╭─ Available records

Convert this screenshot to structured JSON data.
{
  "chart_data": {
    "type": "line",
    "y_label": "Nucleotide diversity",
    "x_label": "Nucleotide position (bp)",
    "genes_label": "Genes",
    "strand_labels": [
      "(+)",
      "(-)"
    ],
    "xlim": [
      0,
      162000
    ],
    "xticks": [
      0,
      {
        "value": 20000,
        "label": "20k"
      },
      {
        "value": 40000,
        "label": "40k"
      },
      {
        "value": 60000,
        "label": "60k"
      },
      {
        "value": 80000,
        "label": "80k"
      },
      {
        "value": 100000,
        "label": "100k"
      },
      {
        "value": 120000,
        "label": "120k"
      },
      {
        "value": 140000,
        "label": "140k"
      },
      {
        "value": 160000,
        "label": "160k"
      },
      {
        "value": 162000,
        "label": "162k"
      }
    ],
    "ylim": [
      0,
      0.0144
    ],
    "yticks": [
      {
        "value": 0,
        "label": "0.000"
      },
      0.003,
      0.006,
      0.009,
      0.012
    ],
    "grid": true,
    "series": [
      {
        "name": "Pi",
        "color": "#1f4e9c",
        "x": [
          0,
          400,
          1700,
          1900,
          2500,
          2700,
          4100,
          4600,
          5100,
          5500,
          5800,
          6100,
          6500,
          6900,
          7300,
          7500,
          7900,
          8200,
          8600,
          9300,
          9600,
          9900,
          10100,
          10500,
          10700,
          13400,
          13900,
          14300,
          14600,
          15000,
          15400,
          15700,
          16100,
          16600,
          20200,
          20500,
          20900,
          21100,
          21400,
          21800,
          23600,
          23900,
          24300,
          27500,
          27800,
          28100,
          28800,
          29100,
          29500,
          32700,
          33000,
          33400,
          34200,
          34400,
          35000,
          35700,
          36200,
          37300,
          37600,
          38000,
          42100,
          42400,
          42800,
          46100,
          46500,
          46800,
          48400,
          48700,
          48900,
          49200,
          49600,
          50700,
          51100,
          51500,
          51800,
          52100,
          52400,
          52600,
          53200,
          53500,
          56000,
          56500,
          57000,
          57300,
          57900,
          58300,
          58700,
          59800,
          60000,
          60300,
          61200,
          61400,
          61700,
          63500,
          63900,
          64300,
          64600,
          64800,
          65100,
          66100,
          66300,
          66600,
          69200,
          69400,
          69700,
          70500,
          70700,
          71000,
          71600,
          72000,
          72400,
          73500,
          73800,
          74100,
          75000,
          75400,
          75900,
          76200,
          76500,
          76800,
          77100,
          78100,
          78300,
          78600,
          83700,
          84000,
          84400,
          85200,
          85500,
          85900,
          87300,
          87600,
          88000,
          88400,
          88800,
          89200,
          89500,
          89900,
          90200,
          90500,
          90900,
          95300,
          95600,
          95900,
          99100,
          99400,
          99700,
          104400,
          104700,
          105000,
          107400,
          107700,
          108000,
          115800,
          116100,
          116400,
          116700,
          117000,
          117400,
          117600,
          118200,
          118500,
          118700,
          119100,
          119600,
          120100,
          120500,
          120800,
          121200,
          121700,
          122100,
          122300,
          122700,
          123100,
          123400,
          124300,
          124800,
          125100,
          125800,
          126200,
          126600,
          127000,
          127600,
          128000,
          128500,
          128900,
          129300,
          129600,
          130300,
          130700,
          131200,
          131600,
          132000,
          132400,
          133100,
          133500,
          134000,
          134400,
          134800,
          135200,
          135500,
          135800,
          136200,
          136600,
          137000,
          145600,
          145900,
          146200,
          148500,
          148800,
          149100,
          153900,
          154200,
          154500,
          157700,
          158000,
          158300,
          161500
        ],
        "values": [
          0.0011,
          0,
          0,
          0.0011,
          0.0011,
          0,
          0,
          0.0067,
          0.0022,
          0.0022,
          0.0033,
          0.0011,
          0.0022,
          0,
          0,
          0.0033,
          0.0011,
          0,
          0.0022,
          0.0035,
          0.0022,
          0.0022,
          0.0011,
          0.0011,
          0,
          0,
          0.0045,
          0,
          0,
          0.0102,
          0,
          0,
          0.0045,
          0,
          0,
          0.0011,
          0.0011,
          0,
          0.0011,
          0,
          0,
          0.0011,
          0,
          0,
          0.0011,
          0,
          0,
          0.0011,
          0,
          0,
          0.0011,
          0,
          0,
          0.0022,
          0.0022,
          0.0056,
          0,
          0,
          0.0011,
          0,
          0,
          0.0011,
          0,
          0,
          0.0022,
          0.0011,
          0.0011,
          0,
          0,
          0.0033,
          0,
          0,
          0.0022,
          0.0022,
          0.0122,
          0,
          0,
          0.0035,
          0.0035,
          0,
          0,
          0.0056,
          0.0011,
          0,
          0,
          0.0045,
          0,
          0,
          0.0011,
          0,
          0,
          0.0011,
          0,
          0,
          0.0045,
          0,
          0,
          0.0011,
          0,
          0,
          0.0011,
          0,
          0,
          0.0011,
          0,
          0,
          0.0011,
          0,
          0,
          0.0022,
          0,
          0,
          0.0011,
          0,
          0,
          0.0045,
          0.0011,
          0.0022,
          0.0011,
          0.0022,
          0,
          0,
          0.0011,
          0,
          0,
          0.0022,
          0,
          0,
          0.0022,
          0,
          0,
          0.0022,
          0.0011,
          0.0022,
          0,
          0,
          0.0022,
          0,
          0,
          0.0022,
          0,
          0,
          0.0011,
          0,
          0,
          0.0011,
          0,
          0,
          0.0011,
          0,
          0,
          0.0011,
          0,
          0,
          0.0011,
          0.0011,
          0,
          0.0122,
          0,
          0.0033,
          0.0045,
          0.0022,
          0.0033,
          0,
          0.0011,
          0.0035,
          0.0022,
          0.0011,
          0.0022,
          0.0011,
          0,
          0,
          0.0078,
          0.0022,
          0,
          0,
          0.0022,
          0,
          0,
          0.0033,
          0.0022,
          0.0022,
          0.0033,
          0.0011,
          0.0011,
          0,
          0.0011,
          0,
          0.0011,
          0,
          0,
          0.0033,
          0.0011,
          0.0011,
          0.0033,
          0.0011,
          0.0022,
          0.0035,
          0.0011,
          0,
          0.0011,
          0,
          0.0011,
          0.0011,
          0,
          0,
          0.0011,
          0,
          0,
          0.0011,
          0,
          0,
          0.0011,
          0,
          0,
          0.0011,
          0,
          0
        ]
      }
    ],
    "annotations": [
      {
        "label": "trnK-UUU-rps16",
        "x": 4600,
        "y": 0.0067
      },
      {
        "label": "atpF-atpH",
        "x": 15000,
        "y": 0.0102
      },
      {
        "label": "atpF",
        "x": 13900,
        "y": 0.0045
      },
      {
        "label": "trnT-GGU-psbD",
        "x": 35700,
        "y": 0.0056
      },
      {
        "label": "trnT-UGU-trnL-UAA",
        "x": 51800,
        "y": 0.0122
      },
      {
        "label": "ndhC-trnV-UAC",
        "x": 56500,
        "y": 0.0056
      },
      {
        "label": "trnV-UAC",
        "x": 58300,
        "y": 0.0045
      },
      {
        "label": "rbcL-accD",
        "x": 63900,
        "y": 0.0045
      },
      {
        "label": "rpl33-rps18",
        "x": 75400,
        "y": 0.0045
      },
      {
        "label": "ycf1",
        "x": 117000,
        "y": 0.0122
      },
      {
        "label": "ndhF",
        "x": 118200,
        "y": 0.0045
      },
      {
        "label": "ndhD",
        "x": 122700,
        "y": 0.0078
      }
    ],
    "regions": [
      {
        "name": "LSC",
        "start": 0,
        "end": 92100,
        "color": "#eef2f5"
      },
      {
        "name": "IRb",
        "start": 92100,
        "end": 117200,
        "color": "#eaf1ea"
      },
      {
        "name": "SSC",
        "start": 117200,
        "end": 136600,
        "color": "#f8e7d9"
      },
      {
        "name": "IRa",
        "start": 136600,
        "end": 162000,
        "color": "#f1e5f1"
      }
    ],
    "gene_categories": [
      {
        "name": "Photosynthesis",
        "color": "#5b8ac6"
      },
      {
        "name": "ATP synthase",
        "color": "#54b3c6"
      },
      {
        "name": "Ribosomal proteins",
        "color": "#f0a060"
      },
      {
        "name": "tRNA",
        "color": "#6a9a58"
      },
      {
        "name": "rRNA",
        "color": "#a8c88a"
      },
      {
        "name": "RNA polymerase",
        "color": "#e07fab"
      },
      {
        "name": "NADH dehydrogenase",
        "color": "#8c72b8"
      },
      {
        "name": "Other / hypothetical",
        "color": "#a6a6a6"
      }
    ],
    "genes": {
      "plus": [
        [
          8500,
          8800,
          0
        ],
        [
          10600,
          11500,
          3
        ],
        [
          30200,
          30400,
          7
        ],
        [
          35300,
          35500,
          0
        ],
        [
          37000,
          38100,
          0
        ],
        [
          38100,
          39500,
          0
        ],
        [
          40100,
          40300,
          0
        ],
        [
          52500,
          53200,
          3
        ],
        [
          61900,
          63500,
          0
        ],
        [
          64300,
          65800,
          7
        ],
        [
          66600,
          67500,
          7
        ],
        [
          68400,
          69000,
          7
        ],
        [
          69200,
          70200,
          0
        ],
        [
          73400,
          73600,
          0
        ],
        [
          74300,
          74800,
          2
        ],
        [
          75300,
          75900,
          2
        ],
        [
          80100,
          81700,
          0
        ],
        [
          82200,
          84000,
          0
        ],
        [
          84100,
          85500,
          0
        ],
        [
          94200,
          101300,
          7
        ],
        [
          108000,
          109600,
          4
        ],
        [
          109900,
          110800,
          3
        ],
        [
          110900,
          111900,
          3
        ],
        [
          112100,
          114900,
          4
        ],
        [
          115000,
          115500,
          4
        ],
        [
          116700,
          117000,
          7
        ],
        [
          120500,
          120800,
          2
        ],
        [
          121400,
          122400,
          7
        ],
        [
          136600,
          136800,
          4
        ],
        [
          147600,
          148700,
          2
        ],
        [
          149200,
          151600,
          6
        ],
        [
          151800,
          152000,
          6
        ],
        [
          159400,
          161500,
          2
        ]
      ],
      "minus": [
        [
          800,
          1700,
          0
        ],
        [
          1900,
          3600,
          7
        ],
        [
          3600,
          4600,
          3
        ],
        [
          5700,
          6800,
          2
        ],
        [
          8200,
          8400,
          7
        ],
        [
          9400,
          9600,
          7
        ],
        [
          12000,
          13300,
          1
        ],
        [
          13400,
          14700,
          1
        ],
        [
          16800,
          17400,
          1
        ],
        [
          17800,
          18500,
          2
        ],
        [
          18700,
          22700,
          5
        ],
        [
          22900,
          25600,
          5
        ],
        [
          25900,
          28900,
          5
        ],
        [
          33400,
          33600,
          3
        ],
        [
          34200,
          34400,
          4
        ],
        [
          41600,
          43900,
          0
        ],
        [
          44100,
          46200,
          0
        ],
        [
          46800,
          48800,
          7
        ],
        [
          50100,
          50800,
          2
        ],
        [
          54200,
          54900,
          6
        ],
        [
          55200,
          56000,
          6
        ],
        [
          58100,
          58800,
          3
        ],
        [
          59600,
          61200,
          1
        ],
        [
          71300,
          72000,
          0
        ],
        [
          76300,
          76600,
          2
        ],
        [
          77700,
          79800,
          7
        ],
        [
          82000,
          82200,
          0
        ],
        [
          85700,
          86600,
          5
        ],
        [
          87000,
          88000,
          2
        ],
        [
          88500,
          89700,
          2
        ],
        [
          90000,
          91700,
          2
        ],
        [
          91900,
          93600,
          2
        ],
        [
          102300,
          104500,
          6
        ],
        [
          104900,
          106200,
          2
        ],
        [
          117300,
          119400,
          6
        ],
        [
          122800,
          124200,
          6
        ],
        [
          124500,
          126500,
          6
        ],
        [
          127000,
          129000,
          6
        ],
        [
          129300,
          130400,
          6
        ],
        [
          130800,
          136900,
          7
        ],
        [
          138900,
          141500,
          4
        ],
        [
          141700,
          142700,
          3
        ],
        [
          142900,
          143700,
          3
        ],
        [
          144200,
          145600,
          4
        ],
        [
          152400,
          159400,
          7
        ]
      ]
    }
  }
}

╰─

Exercise objective
Find the word "trnT" in the records and pull out each line that has it.

Answer section
        "label": "trnT-GGU-psbD",
        "label": "trnT-UGU-trnL-UAA",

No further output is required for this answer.